■ Available records

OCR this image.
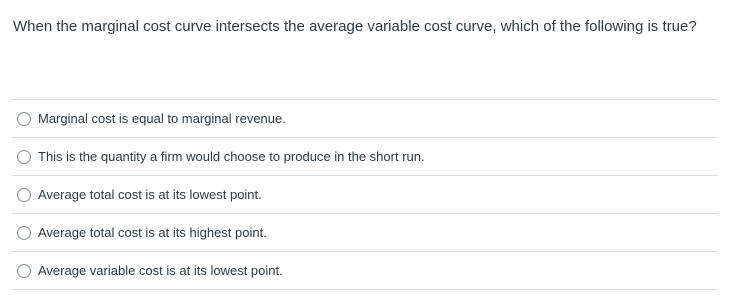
When the marginal cost curve intersects the average variable cost curve, which of the following is true?
Marginal cost is equal to marginal revenue.
This is the quantity a firm would choose to produce in the short run.
Average total cost is at its lowest point.
Average total cost is at its highest point.
Average variable cost is at its lowest point.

■ Exercise description
Check each line of the records for the string "marginal" and state how many lines contain it. Give only the number.

■ Result of this exercise
2